__KURZE ÜBUNG 1__: Geben Sie die Datensätze vom Anfang bis einschließlich der Zeile, die „banner-wechat-label: 官方微信： [529, 82, 630, 105]“ enthält, wortgetreu wieder.

Auch wenn aus einigen Bereichen des Somaliabeckens noch immer Wellenhöhen von mehr als zwei Meter gemeldet werden, geht die jahreszeitlich durch den Monsun bedingte „Sommerpause“ der Piraten wohl endgültig zu Ende. In zahlreichen Camps an der gesamten somalischen Küste sollen bereits rege Vorbereitungen für neue Raubzüge begonnen haben, und erste so genannte „Pirate Action Groups“ (PAG) sind offenbar auch schon unterwegs. Die EU NavFor hat am 22. September das Operationsgebiet für ihre „Operation Atalanta“ offiziell weiter nach Osten in den Indik hinein erweitert. Um hier die Notwendigkeit zur „Suche nach der Nadel im Heuhaufen“ zu verringern, konzentrieren sich die eingesetzten Seestreitkräfte von EU NavFor und vermutlich auch NATO vor allem darauf, durch gezielte intensive Aufklärung der somalischen Küste Aktivitäten so rechtzeitig zu erkennen, dass PAG möglichst schon direkt beim Auslaufen neutralisiert werden können.
AMSTERDAM zerstört Piratenboot Bildquelle: niederl. Marine |
Am 22. September wurden gleich zwei PAG direkt vor der somalischen Küste abgefangen. Zunächst hatte das spanische Docklandungsschiff GALICIA (EU NavFor) eine Gruppe mit einem Mutterboot (Whaler) und zwei Skiffs entdeckt. Nur 500m vom Strand entfernt wurde die PAG gestoppt, die Boote durchsucht, Waffen, mögliche Piratenausrüstung und Reservekraftstoff beschlagnahmt. Eines der Skiffs wurde zerstört, die insgesamt elf mutmaßlichen Piraten dann mit den beiden anderen Booten an die Küste zurück geschickt. Wenig später sichtete der niederländische Versorger AMSTERDAM (EU NavFor) im gleichen Gebiet ein mit vier Männern besetztes weiteres größeres Boot (Whaler). Auch hier wurden Waffen und mögliche Piratenausrüstung beschlagnahmt. Im Gegensatz zum ersten Vorfall versenkte die AMSTERDAM dann allerdings das Boot und brachte die verhinderten Piraten mit einem Beiboot an die Küste. Dieses Vorgehen ist sicher effektiver als das der GALICIA. Boote dürften für die Piraten deutlich schwerer zu ersetzen sein als Waffen, Munition und Kraftstoff.

__KURZE ÜBUNG 2__: Zitieren Sie den Artikel über die Piratenabwehr vor der somalischen Küste vollständig und unverändert.

Annotationen der Elementrahmen
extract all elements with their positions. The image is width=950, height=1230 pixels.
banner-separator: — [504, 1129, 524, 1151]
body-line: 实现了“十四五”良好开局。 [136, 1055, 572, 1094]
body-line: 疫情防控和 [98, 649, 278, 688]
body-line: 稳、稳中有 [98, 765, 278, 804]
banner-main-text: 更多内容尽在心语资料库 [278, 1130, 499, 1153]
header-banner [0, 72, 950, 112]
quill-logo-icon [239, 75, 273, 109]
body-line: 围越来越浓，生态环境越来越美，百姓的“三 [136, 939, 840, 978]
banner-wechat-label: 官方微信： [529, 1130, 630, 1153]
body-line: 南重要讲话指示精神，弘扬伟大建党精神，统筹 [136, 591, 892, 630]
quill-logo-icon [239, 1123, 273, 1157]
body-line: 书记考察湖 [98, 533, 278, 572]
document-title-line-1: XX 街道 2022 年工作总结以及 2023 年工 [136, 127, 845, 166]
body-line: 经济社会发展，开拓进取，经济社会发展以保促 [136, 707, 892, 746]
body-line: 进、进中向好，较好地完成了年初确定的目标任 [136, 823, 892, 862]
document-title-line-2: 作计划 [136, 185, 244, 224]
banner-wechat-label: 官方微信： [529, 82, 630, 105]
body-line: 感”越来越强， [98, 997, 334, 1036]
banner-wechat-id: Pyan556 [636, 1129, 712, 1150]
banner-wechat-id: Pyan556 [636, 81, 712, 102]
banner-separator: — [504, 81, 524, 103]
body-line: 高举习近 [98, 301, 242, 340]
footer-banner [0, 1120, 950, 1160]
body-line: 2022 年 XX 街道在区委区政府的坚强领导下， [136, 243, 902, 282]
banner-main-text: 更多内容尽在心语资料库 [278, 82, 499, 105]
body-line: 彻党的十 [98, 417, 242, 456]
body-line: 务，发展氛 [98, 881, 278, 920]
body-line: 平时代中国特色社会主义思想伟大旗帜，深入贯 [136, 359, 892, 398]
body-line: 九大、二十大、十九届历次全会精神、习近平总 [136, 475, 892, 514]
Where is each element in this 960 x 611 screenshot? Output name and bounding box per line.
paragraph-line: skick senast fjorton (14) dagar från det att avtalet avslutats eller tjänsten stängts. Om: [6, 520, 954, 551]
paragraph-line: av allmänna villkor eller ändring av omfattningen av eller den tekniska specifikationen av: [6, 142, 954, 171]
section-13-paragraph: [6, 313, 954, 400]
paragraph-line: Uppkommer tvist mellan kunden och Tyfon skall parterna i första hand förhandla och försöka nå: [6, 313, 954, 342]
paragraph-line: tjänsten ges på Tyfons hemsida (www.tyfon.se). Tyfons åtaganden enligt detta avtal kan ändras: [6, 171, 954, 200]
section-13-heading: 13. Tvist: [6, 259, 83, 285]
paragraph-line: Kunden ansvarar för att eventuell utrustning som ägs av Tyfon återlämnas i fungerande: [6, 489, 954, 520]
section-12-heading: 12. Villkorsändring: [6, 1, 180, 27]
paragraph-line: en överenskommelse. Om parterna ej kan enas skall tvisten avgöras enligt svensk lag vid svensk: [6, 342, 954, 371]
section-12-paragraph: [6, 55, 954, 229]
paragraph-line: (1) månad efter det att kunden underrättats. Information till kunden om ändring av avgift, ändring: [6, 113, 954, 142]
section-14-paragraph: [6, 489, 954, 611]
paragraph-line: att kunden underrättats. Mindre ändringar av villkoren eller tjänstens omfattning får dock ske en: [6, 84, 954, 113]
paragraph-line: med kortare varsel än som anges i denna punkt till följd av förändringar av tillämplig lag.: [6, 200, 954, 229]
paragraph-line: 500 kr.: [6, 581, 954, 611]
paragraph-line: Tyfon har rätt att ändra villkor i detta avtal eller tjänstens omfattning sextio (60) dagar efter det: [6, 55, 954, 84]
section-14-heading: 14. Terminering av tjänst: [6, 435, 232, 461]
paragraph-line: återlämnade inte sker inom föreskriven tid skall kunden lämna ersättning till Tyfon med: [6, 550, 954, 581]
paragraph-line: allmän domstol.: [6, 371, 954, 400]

__VOLLSTÄNDIGE LÖSUNG 1__:
extract all elements with their positions. The image is width=950, height=1230 pixels.
banner-separator: — [504, 1129, 524, 1151]
body-line: 实现了“十四五”良好开局。 [136, 1055, 572, 1094]
body-line: 疫情防控和 [98, 649, 278, 688]
body-line: 稳、稳中有 [98, 765, 278, 804]
banner-main-text: 更多内容尽在心语资料库 [278, 1130, 499, 1153]
header-banner [0, 72, 950, 112]
quill-logo-icon [239, 75, 273, 109]
body-line: 围越来越浓，生态环境越来越美，百姓的“三 [136, 939, 840, 978]
banner-wechat-label: 官方微信： [529, 1130, 630, 1153]
body-line: 南重要讲话指示精神，弘扬伟大建党精神，统筹 [136, 591, 892, 630]
quill-logo-icon [239, 1123, 273, 1157]
body-line: 书记考察湖 [98, 533, 278, 572]
document-title-line-1: XX 街道 2022 年工作总结以及 2023 年工 [136, 127, 845, 166]
body-line: 经济社会发展，开拓进取，经济社会发展以保促 [136, 707, 892, 746]
body-line: 进、进中向好，较好地完成了年初确定的目标任 [136, 823, 892, 862]
document-title-line-2: 作计划 [136, 185, 244, 224]
banner-wechat-label: 官方微信： [529, 82, 630, 105]

__VOLLSTÄNDIGE LÖSUNG 2__:
Auch wenn aus einigen Bereichen des Somaliabeckens noch immer Wellenhöhen von mehr als zwei Meter gemeldet werden, geht die jahreszeitlich durch den Monsun bedingte „Sommerpause“ der Piraten wohl endgültig zu Ende. In zahlreichen Camps an der gesamten somalischen Küste sollen bereits rege Vorbereitungen für neue Raubzüge begonnen haben, und erste so genannte „Pirate Action Groups“ (PAG) sind offenbar auch schon unterwegs. Die EU NavFor hat am 22. September das Operationsgebiet für ihre „Operation Atalanta“ offiziell weiter nach Osten in den Indik hinein erweitert. Um hier die Notwendigkeit zur „Suche nach der Nadel im Heuhaufen“ zu verringern, konzentrieren sich die eingesetzten Seestreitkräfte von EU NavFor und vermutlich auch NATO vor allem darauf, durch gezielte intensive Aufklärung der somalischen Küste Aktivitäten so rechtzeitig zu erkennen, dass PAG möglichst schon direkt beim Auslaufen neutralisiert werden können.
AMSTERDAM zerstört Piratenboot Bildquelle: niederl. Marine |
Am 22. September wurden gleich zwei PAG direkt vor der somalischen Küste abgefangen. Zunächst hatte das spanische Docklandungsschiff GALICIA (EU NavFor) eine Gruppe mit einem Mutterboot (Whaler) und zwei Skiffs entdeckt. Nur 500m vom Strand entfernt wurde die PAG gestoppt, die Boote durchsucht, Waffen, mögliche Piratenausrüstung und Reservekraftstoff beschlagnahmt. Eines der Skiffs wurde zerstört, die insgesamt elf mutmaßlichen Piraten dann mit den beiden anderen Booten an die Küste zurück geschickt. Wenig später sichtete der niederländische Versorger AMSTERDAM (EU NavFor) im gleichen Gebiet ein mit vier Männern besetztes weiteres größeres Boot (Whaler). Auch hier wurden Waffen und mögliche Piratenausrüstung beschlagnahmt. Im Gegensatz zum ersten Vorfall versenkte die AMSTERDAM dann allerdings das Boot und brachte die verhinderten Piraten mit einem Beiboot an die Küste. Dieses Vorgehen ist sicher effektiver als das der GALICIA. Boote dürften für die Piraten deutlich schwerer zu ersetzen sein als Waffen, Munition und Kraftstoff.